**** Extracted data
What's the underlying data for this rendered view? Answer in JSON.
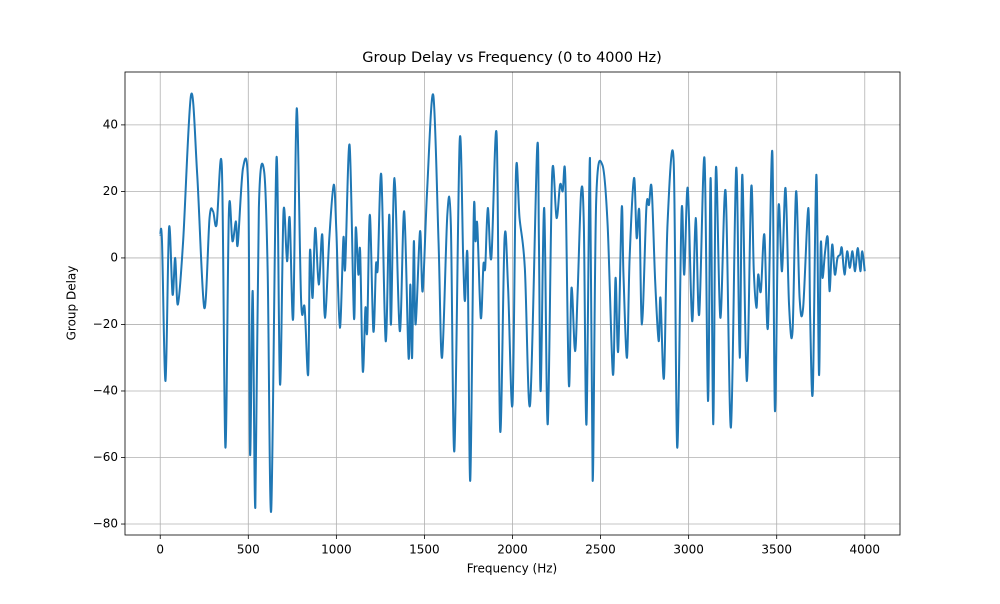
{
  "chart_data": {
    "type": "line",
    "title": "Group Delay vs Frequency (0 to 4000 Hz)",
    "x_label": "Frequency (Hz)",
    "y_label": "Group Delay",
    "color": "#1f77b4",
    "grid": true,
    "xlim": [
      -200,
      4200
    ],
    "ylim": [
      -83.3,
      55.9
    ],
    "xticks": [
      0,
      500,
      1000,
      1500,
      2000,
      2500,
      3000,
      3500,
      4000
    ],
    "yticks": [
      {
        "value": -80,
        "label": "−80"
      },
      {
        "value": -60,
        "label": "−60"
      },
      {
        "value": -40,
        "label": "−40"
      },
      {
        "value": -20,
        "label": "−20"
      },
      0,
      20,
      40
    ],
    "x": [
      0,
      10,
      30,
      50,
      70,
      85,
      100,
      130,
      175,
      210,
      250,
      280,
      300,
      320,
      350,
      370,
      390,
      410,
      430,
      440,
      470,
      500,
      510,
      525,
      540,
      560,
      590,
      610,
      630,
      660,
      680,
      700,
      720,
      735,
      755,
      775,
      800,
      820,
      840,
      850,
      865,
      880,
      900,
      920,
      935,
      960,
      985,
      1000,
      1020,
      1040,
      1050,
      1075,
      1100,
      1110,
      1125,
      1135,
      1150,
      1165,
      1175,
      1190,
      1210,
      1225,
      1235,
      1255,
      1280,
      1300,
      1310,
      1330,
      1360,
      1385,
      1410,
      1420,
      1430,
      1440,
      1450,
      1475,
      1490,
      1515,
      1550,
      1580,
      1600,
      1630,
      1650,
      1670,
      1700,
      1720,
      1730,
      1745,
      1760,
      1780,
      1790,
      1800,
      1820,
      1835,
      1845,
      1860,
      1880,
      1910,
      1930,
      1955,
      1975,
      2000,
      2020,
      2040,
      2070,
      2100,
      2140,
      2150,
      2160,
      2180,
      2200,
      2225,
      2250,
      2270,
      2285,
      2300,
      2320,
      2335,
      2355,
      2370,
      2390,
      2405,
      2420,
      2440,
      2455,
      2475,
      2510,
      2540,
      2570,
      2585,
      2600,
      2620,
      2630,
      2650,
      2665,
      2690,
      2705,
      2720,
      2735,
      2760,
      2775,
      2790,
      2810,
      2830,
      2840,
      2860,
      2880,
      2915,
      2935,
      2960,
      2975,
      2995,
      3020,
      3040,
      3060,
      3090,
      3110,
      3125,
      3140,
      3155,
      3180,
      3210,
      3240,
      3270,
      3290,
      3305,
      3330,
      3355,
      3370,
      3385,
      3395,
      3410,
      3430,
      3450,
      3475,
      3490,
      3510,
      3530,
      3550,
      3570,
      3590,
      3610,
      3630,
      3650,
      3680,
      3690,
      3705,
      3725,
      3740,
      3750,
      3760,
      3775,
      3790,
      3800,
      3815,
      3830,
      3845,
      3860,
      3870,
      3885,
      3900,
      3915,
      3930,
      3945,
      3960,
      3975,
      3985,
      4000
    ],
    "values": [
      7,
      5,
      -37,
      9,
      -11,
      0,
      -14,
      5,
      49,
      25,
      -15,
      12,
      14,
      10,
      27,
      -57,
      14,
      5,
      11,
      4,
      27,
      20,
      -59,
      -10,
      -75,
      15,
      26,
      -4,
      -76,
      30,
      -38,
      14,
      -1,
      12,
      -18,
      45,
      -13,
      -15,
      -35,
      2,
      -12,
      9,
      -8,
      7,
      -18,
      6,
      22,
      8,
      -21,
      6,
      -3,
      34,
      -18,
      9,
      -5,
      2,
      -34,
      -15,
      -22,
      13,
      -22,
      -2,
      -3,
      25,
      -25,
      13,
      -20,
      24,
      -22,
      14,
      -30,
      -8,
      -30,
      5,
      -20,
      8,
      -10,
      20,
      49,
      5,
      -30,
      13,
      10,
      -58,
      35,
      0,
      -13,
      0,
      -67,
      13,
      5,
      10,
      -18,
      -2,
      -3,
      15,
      0,
      37,
      -52,
      6,
      -9,
      -44,
      26,
      12,
      -3,
      -44,
      33,
      5,
      -40,
      15,
      -50,
      25,
      12,
      22,
      20,
      24,
      -38,
      -9,
      -28,
      -10,
      20,
      10,
      -50,
      30,
      -67,
      17,
      28,
      10,
      -35,
      -6,
      -28,
      15,
      -5,
      -30,
      0,
      24,
      6,
      14,
      -20,
      15,
      16,
      21,
      -7,
      -25,
      -12,
      -36,
      10,
      29,
      -57,
      14,
      -5,
      21,
      -19,
      12,
      -17,
      30,
      -43,
      24,
      -50,
      27,
      -18,
      20,
      -51,
      27,
      -30,
      25,
      -37,
      21,
      -4,
      -15,
      -5,
      -10,
      7,
      -21,
      32,
      -46,
      15,
      -4,
      21,
      -14,
      -22,
      20,
      -12,
      -15,
      15,
      -18,
      -40,
      25,
      -35,
      4,
      -6,
      2,
      6,
      -10,
      4,
      -5,
      0,
      1,
      3,
      -5,
      2,
      -3,
      2,
      -4,
      3,
      -4,
      2,
      -4
    ]
  }
}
********
## Set problem
Skip the pictures and transcribe the rest of the records exactly.

## Written solution
What's the underlying data for this rendered view? Answer in JSON.
{
  "chart_data": {
    "type": "line",
    "title": "Group Delay vs Frequency (0 to 4000 Hz)",
    "x_label": "Frequency (Hz)",
    "y_label": "Group Delay",
    "color": "#1f77b4",
    "grid": true,
    "xlim": [
      -200,
      4200
    ],
    "ylim": [
      -83.3,
      55.9
    ],
    "xticks": [
      0,
      500,
      1000,
      1500,
      2000,
      2500,
      3000,
      3500,
      4000
    ],
    "yticks": [
      {
        "value": -80,
        "label": "−80"
      },
      {
        "value": -60,
        "label": "−60"
      },
      {
        "value": -40,
        "label": "−40"
      },
      {
        "value": -20,
        "label": "−20"
      },
      0,
      20,
      40
    ],
    "x": [
      0,
      10,
      30,
      50,
      70,
      85,
      100,
      130,
      175,
      210,
      250,
      280,
      300,
      320,
      350,
      370,
      390,
      410,
      430,
      440,
      470,
      500,
      510,
      525,
      540,
      560,
      590,
      610,
      630,
      660,
      680,
      700,
      720,
      735,
      755,
      775,
      800,
      820,
      840,
      850,
      865,
      880,
      900,
      920,
      935,
      960,
      985,
      1000,
      1020,
      1040,
      1050,
      1075,
      1100,
      1110,
      1125,
      1135,
      1150,
      1165,
      1175,
      1190,
      1210,
      1225,
      1235,
      1255,
      1280,
      1300,
      1310,
      1330,
      1360,
      1385,
      1410,
      1420,
      1430,
      1440,
      1450,
      1475,
      1490,
      1515,
      1550,
      1580,
      1600,
      1630,
      1650,
      1670,
      1700,
      1720,
      1730,
      1745,
      1760,
      1780,
      1790,
      1800,
      1820,
      1835,
      1845,
      1860,
      1880,
      1910,
      1930,
      1955,
      1975,
      2000,
      2020,
      2040,
      2070,
      2100,
      2140,
      2150,
      2160,
      2180,
      2200,
      2225,
      2250,
      2270,
      2285,
      2300,
      2320,
      2335,
      2355,
      2370,
      2390,
      2405,
      2420,
      2440,
      2455,
      2475,
      2510,
      2540,
      2570,
      2585,
      2600,
      2620,
      2630,
      2650,
      2665,
      2690,
      2705,
      2720,
      2735,
      2760,
      2775,
      2790,
      2810,
      2830,
      2840,
      2860,
      2880,
      2915,
      2935,
      2960,
      2975,
      2995,
      3020,
      3040,
      3060,
      3090,
      3110,
      3125,
      3140,
      3155,
      3180,
      3210,
      3240,
      3270,
      3290,
      3305,
      3330,
      3355,
      3370,
      3385,
      3395,
      3410,
      3430,
      3450,
      3475,
      3490,
      3510,
      3530,
      3550,
      3570,
      3590,
      3610,
      3630,
      3650,
      3680,
      3690,
      3705,
      3725,
      3740,
      3750,
      3760,
      3775,
      3790,
      3800,
      3815,
      3830,
      3845,
      3860,
      3870,
      3885,
      3900,
      3915,
      3930,
      3945,
      3960,
      3975,
      3985,
      4000
    ],
    "values": [
      7,
      5,
      -37,
      9,
      -11,
      0,
      -14,
      5,
      49,
      25,
      -15,
      12,
      14,
      10,
      27,
      -57,
      14,
      5,
      11,
      4,
      27,
      20,
      -59,
      -10,
      -75,
      15,
      26,
      -4,
      -76,
      30,
      -38,
      14,
      -1,
      12,
      -18,
      45,
      -13,
      -15,
      -35,
      2,
      -12,
      9,
      -8,
      7,
      -18,
      6,
      22,
      8,
      -21,
      6,
      -3,
      34,
      -18,
      9,
      -5,
      2,
      -34,
      -15,
      -22,
      13,
      -22,
      -2,
      -3,
      25,
      -25,
      13,
      -20,
      24,
      -22,
      14,
      -30,
      -8,
      -30,
      5,
      -20,
      8,
      -10,
      20,
      49,
      5,
      -30,
      13,
      10,
      -58,
      35,
      0,
      -13,
      0,
      -67,
      13,
      5,
      10,
      -18,
      -2,
      -3,
      15,
      0,
      37,
      -52,
      6,
      -9,
      -44,
      26,
      12,
      -3,
      -44,
      33,
      5,
      -40,
      15,
      -50,
      25,
      12,
      22,
      20,
      24,
      -38,
      -9,
      -28,
      -10,
      20,
      10,
      -50,
      30,
      -67,
      17,
      28,
      10,
      -35,
      -6,
      -28,
      15,
      -5,
      -30,
      0,
      24,
      6,
      14,
      -20,
      15,
      16,
      21,
      -7,
      -25,
      -12,
      -36,
      10,
      29,
      -57,
      14,
      -5,
      21,
      -19,
      12,
      -17,
      30,
      -43,
      24,
      -50,
      27,
      -18,
      20,
      -51,
      27,
      -30,
      25,
      -37,
      21,
      -4,
      -15,
      -5,
      -10,
      7,
      -21,
      32,
      -46,
      15,
      -4,
      21,
      -14,
      -22,
      20,
      -12,
      -15,
      15,
      -18,
      -40,
      25,
      -35,
      4,
      -6,
      2,
      6,
      -10,
      4,
      -5,
      0,
      1,
      3,
      -5,
      2,
      -3,
      2,
      -4,
      3,
      -4,
      2,
      -4
    ]
  }
}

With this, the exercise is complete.